#### [Exercise objective]
Scan the records for the word "fungal". Report each line where it occurs.

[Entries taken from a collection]
┌────────

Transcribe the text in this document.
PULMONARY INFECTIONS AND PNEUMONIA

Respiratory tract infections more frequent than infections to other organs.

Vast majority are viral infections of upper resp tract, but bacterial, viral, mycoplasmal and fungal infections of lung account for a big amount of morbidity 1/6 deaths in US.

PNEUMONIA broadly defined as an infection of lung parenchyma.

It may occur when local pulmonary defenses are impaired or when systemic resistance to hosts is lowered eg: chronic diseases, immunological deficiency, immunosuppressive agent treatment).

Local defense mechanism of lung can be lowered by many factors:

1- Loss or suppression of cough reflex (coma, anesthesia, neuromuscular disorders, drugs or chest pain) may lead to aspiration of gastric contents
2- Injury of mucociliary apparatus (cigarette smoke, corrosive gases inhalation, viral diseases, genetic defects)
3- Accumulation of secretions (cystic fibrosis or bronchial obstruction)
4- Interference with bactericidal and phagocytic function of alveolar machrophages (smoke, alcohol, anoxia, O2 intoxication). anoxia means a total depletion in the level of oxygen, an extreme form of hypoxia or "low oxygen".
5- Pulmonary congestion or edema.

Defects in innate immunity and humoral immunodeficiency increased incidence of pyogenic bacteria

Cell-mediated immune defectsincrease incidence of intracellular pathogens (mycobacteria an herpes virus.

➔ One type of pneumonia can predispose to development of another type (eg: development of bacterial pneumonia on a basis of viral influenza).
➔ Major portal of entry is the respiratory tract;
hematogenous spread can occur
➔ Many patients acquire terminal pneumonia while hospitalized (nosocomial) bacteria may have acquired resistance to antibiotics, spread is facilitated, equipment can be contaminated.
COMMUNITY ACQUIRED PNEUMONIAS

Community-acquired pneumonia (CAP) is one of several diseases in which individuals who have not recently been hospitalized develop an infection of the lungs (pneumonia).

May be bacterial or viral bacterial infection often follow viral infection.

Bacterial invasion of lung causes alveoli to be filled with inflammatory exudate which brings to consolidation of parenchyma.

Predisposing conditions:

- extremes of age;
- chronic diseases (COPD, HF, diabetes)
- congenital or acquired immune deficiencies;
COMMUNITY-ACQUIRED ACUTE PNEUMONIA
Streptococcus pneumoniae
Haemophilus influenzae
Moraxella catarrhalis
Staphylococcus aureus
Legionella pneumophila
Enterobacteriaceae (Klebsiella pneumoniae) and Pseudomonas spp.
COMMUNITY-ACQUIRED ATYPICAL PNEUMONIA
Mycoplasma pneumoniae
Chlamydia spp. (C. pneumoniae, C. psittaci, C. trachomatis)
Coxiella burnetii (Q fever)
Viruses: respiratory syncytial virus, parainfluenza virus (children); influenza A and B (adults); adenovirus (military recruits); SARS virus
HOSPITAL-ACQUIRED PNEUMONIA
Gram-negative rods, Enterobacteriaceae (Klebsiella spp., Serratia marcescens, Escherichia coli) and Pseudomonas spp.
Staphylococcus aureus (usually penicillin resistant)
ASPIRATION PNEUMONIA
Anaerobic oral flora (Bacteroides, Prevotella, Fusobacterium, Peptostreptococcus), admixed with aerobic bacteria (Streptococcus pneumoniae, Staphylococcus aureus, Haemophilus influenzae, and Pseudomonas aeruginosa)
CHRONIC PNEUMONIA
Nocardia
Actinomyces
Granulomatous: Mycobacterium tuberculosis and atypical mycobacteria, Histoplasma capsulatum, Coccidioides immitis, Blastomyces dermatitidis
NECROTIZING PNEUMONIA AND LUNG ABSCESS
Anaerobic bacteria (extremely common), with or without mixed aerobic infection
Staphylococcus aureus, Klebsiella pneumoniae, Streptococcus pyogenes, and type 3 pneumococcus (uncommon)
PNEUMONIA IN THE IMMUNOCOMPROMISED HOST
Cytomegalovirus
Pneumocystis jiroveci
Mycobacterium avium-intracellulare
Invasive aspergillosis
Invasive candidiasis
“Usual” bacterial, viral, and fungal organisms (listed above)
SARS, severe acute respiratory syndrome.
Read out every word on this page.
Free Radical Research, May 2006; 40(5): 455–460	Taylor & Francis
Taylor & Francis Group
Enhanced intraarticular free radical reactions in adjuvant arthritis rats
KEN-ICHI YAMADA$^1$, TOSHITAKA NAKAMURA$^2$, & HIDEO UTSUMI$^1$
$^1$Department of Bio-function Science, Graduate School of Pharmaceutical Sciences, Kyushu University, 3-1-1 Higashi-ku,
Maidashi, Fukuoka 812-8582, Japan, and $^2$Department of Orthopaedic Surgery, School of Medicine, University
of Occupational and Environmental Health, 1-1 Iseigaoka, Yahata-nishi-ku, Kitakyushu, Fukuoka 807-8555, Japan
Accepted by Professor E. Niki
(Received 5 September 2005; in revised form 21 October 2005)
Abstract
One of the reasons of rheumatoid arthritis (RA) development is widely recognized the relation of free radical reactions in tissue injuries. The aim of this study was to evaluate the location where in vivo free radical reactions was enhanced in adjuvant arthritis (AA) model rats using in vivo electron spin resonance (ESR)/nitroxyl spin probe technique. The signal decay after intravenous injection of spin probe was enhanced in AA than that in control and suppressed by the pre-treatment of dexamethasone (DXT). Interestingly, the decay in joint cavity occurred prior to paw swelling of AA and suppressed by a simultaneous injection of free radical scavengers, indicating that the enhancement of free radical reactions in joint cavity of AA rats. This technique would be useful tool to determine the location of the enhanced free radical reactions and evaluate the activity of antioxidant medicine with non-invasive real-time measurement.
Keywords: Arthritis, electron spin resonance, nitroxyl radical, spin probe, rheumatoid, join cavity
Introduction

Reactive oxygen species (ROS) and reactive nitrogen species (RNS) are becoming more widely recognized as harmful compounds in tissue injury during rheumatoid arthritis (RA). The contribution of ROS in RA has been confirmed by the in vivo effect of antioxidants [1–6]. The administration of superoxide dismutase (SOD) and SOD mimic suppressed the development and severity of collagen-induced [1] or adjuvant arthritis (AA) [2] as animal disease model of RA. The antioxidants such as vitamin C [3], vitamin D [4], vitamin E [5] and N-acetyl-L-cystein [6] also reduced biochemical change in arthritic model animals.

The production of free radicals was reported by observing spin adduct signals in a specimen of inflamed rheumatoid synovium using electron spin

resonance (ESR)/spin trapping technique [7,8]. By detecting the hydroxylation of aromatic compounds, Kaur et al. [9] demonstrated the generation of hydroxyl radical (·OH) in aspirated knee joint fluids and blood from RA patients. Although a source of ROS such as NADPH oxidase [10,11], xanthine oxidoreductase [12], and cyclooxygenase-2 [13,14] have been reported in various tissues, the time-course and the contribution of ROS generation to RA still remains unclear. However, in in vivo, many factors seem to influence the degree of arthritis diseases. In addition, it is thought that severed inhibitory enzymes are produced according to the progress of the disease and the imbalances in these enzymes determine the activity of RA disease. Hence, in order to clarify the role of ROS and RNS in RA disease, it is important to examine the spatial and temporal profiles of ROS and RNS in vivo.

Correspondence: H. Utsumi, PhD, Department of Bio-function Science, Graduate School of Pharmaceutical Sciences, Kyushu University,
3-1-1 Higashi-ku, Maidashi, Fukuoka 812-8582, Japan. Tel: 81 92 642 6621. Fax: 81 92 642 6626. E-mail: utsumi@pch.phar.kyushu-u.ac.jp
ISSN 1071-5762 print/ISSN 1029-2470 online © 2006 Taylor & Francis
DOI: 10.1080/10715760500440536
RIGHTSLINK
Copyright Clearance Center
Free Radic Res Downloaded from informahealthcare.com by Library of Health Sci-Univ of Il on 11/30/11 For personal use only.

└────────

#### [Solution for this exercise]
Vast majority are viral infections of upper resp tract, but bacterial, viral, mycoplasmal and fungal infections of lung account for a big amount of morbidity 1/6 deaths in US.
“Usual” bacterial, viral, and fungal organisms (listed above)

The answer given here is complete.